● Task to complete: Could you repeat every entry below, swapping "chevron-down-icon" for "dropdown-arrow-icon" with nothing else changed and the pictures left out?

● Supplied entries:
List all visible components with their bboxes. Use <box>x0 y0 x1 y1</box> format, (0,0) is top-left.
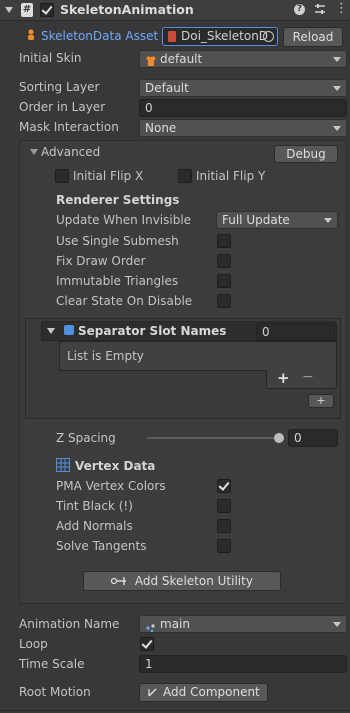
chevron-down-icon <box>333 57 341 62</box>
skeleton-data-asset-field[interactable]: Doi_SkeletonD <box>162 27 278 46</box>
component-title: SkeletonAnimation <box>60 2 194 17</box>
immutable-triangles-checkbox[interactable] <box>217 274 231 288</box>
separator-slots-label: Separator Slot Names <box>78 324 227 338</box>
list-empty-text: List is Empty <box>67 349 144 363</box>
add-normals-checkbox[interactable] <box>217 519 231 533</box>
list-remove-button[interactable]: − <box>302 369 314 385</box>
z-spacing-slider-thumb[interactable] <box>274 433 284 443</box>
tint-black-label: Tint Black (!) <box>56 499 133 513</box>
initial-flip-y-label: Initial Flip Y <box>196 169 266 183</box>
sorting-layer-label: Sorting Layer <box>19 80 100 94</box>
chevron-down-icon <box>333 86 341 91</box>
asset-file-icon <box>168 31 176 42</box>
solve-tangents-checkbox[interactable] <box>217 539 231 553</box>
help-icon[interactable]: ? <box>294 4 305 15</box>
more-options-icon[interactable]: ⋮ <box>335 1 348 17</box>
z-spacing-field[interactable]: 0 <box>288 429 338 447</box>
chevron-down-icon <box>333 622 341 627</box>
skeleton-utility-icon <box>110 573 131 585</box>
initial-flip-x-label: Initial Flip X <box>73 169 144 183</box>
add-skeleton-utility-button[interactable]: Add Skeleton Utility <box>83 571 281 591</box>
time-scale-field[interactable]: 1 <box>139 655 347 673</box>
component-enabled-checkbox[interactable] <box>40 3 54 17</box>
initial-flip-y-checkbox[interactable] <box>178 169 192 183</box>
renderer-settings-title: Renderer Settings <box>56 193 180 207</box>
mask-interaction-dropdown[interactable]: None <box>139 119 347 137</box>
animation-icon <box>146 620 156 632</box>
update-when-invisible-label: Update When Invisible <box>56 213 192 227</box>
order-in-layer-label: Order in Layer <box>19 100 106 114</box>
debug-button[interactable]: Debug <box>274 145 338 163</box>
clear-state-on-disable-label: Clear State On Disable <box>56 294 193 308</box>
time-scale-label: Time Scale <box>19 657 85 671</box>
add-slot-button[interactable]: + <box>308 394 334 408</box>
separator-slots-count-field[interactable]: 0 <box>256 323 335 341</box>
initial-skin-dropdown[interactable]: default <box>139 50 347 68</box>
advanced-foldout-label[interactable]: Advanced <box>41 145 100 159</box>
add-component-icon <box>147 685 159 697</box>
slot-icon <box>64 325 74 335</box>
root-motion-label: Root Motion <box>19 685 91 699</box>
shirt-icon <box>146 54 156 66</box>
fix-draw-order-label: Fix Draw Order <box>56 254 146 268</box>
list-add-button[interactable]: + <box>277 369 290 387</box>
order-in-layer-field[interactable]: 0 <box>139 99 347 117</box>
initial-flip-x-checkbox[interactable] <box>55 169 69 183</box>
skeleton-data-icon <box>26 29 36 41</box>
sorting-layer-dropdown[interactable]: Default <box>139 79 347 97</box>
presets-icon[interactable] <box>314 3 326 15</box>
use-single-submesh-checkbox[interactable] <box>217 234 231 248</box>
animation-name-label: Animation Name <box>19 617 120 631</box>
fix-draw-order-checkbox[interactable] <box>217 254 231 268</box>
loop-checkbox[interactable] <box>140 637 154 651</box>
foldout-arrow-icon[interactable] <box>5 7 13 13</box>
use-single-submesh-label: Use Single Submesh <box>56 234 179 248</box>
reload-button[interactable]: Reload <box>283 27 343 47</box>
z-spacing-label: Z Spacing <box>56 431 116 445</box>
chevron-down-icon <box>324 218 332 223</box>
add-component-button[interactable]: Add Component <box>139 683 268 702</box>
pma-vertex-colors-label: PMA Vertex Colors <box>56 479 166 493</box>
clear-state-on-disable-checkbox[interactable] <box>217 294 231 308</box>
add-normals-label: Add Normals <box>56 519 133 533</box>
object-picker-icon[interactable] <box>263 31 274 42</box>
script-icon: # <box>21 3 33 17</box>
update-when-invisible-dropdown[interactable]: Full Update <box>216 211 338 229</box>
animation-name-dropdown[interactable]: main <box>139 615 347 633</box>
tint-black-checkbox[interactable] <box>217 499 231 513</box>
advanced-foldout-icon[interactable] <box>30 149 38 155</box>
chevron-down-icon <box>333 126 341 131</box>
loop-label: Loop <box>19 637 48 651</box>
bottom-divider <box>0 710 350 711</box>
z-spacing-slider-track[interactable] <box>147 437 281 439</box>
separator-slots-foldout-icon[interactable] <box>47 328 55 334</box>
immutable-triangles-label: Immutable Triangles <box>56 274 179 288</box>
grid-icon <box>56 458 70 472</box>
vertex-data-title: Vertex Data <box>75 459 156 473</box>
solve-tangents-label: Solve Tangents <box>56 539 147 553</box>
initial-skin-label: Initial Skin <box>19 51 82 65</box>
pma-vertex-colors-checkbox[interactable] <box>217 479 231 493</box>
skeleton-data-label: SkeletonData Asset <box>41 29 159 43</box>
mask-interaction-label: Mask Interaction <box>19 120 119 134</box>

● Final answer:
List all visible components with their bboxes. Use <box>x0 y0 x1 y1</box> format, (0,0) is top-left.
dropdown-arrow-icon <box>333 57 341 62</box>
skeleton-data-asset-field[interactable]: Doi_SkeletonD <box>162 27 278 46</box>
component-title: SkeletonAnimation <box>60 2 194 17</box>
immutable-triangles-checkbox[interactable] <box>217 274 231 288</box>
separator-slots-label: Separator Slot Names <box>78 324 227 338</box>
list-empty-text: List is Empty <box>67 349 144 363</box>
add-normals-checkbox[interactable] <box>217 519 231 533</box>
list-remove-button[interactable]: − <box>302 369 314 385</box>
z-spacing-slider-thumb[interactable] <box>274 433 284 443</box>
tint-black-label: Tint Black (!) <box>56 499 133 513</box>
initial-flip-y-label: Initial Flip Y <box>196 169 266 183</box>
sorting-layer-label: Sorting Layer <box>19 80 100 94</box>
dropdown-arrow-icon <box>333 86 341 91</box>
asset-file-icon <box>168 31 176 42</box>
solve-tangents-checkbox[interactable] <box>217 539 231 553</box>
help-icon[interactable]: ? <box>294 4 305 15</box>
more-options-icon[interactable]: ⋮ <box>335 1 348 17</box>
z-spacing-field[interactable]: 0 <box>288 429 338 447</box>
dropdown-arrow-icon <box>333 622 341 627</box>
skeleton-utility-icon <box>110 573 131 585</box>
initial-flip-x-label: Initial Flip X <box>73 169 144 183</box>
add-skeleton-utility-button[interactable]: Add Skeleton Utility <box>83 571 281 591</box>
time-scale-field[interactable]: 1 <box>139 655 347 673</box>
component-enabled-checkbox[interactable] <box>40 3 54 17</box>
initial-flip-y-checkbox[interactable] <box>178 169 192 183</box>
renderer-settings-title: Renderer Settings <box>56 193 180 207</box>
mask-interaction-dropdown[interactable]: None <box>139 119 347 137</box>
animation-icon <box>146 620 156 632</box>
update-when-invisible-label: Update When Invisible <box>56 213 192 227</box>
order-in-layer-label: Order in Layer <box>19 100 106 114</box>
debug-button[interactable]: Debug <box>274 145 338 163</box>
clear-state-on-disable-label: Clear State On Disable <box>56 294 193 308</box>
time-scale-label: Time Scale <box>19 657 85 671</box>
add-slot-button[interactable]: + <box>308 394 334 408</box>
separator-slots-count-field[interactable]: 0 <box>256 323 335 341</box>
initial-skin-dropdown[interactable]: default <box>139 50 347 68</box>
advanced-foldout-label[interactable]: Advanced <box>41 145 100 159</box>
add-component-icon <box>147 685 159 697</box>
slot-icon <box>64 325 74 335</box>
root-motion-label: Root Motion <box>19 685 91 699</box>
shirt-icon <box>146 54 156 66</box>
fix-draw-order-label: Fix Draw Order <box>56 254 146 268</box>
list-add-button[interactable]: + <box>277 369 290 387</box>
order-in-layer-field[interactable]: 0 <box>139 99 347 117</box>
initial-flip-x-checkbox[interactable] <box>55 169 69 183</box>
skeleton-data-icon <box>26 29 36 41</box>
sorting-layer-dropdown[interactable]: Default <box>139 79 347 97</box>
presets-icon[interactable] <box>314 3 326 15</box>
use-single-submesh-checkbox[interactable] <box>217 234 231 248</box>
animation-name-label: Animation Name <box>19 617 120 631</box>
fix-draw-order-checkbox[interactable] <box>217 254 231 268</box>
loop-checkbox[interactable] <box>140 637 154 651</box>
foldout-arrow-icon[interactable] <box>5 7 13 13</box>
use-single-submesh-label: Use Single Submesh <box>56 234 179 248</box>
reload-button[interactable]: Reload <box>283 27 343 47</box>
z-spacing-label: Z Spacing <box>56 431 116 445</box>
dropdown-arrow-icon <box>324 218 332 223</box>
add-component-button[interactable]: Add Component <box>139 683 268 702</box>
pma-vertex-colors-label: PMA Vertex Colors <box>56 479 166 493</box>
clear-state-on-disable-checkbox[interactable] <box>217 294 231 308</box>
add-normals-label: Add Normals <box>56 519 133 533</box>
object-picker-icon[interactable] <box>263 31 274 42</box>
script-icon: # <box>21 3 33 17</box>
update-when-invisible-dropdown[interactable]: Full Update <box>216 211 338 229</box>
animation-name-dropdown[interactable]: main <box>139 615 347 633</box>
tint-black-checkbox[interactable] <box>217 499 231 513</box>
advanced-foldout-icon[interactable] <box>30 149 38 155</box>
dropdown-arrow-icon <box>333 126 341 131</box>
loop-label: Loop <box>19 637 48 651</box>
bottom-divider <box>0 710 350 711</box>
z-spacing-slider-track[interactable] <box>147 437 281 439</box>
separator-slots-foldout-icon[interactable] <box>47 328 55 334</box>
immutable-triangles-label: Immutable Triangles <box>56 274 179 288</box>
grid-icon <box>56 458 70 472</box>
vertex-data-title: Vertex Data <box>75 459 156 473</box>
solve-tangents-label: Solve Tangents <box>56 539 147 553</box>
initial-skin-label: Initial Skin <box>19 51 82 65</box>
pma-vertex-colors-checkbox[interactable] <box>217 479 231 493</box>
skeleton-data-label: SkeletonData Asset <box>41 29 159 43</box>
mask-interaction-label: Mask Interaction <box>19 120 119 134</box>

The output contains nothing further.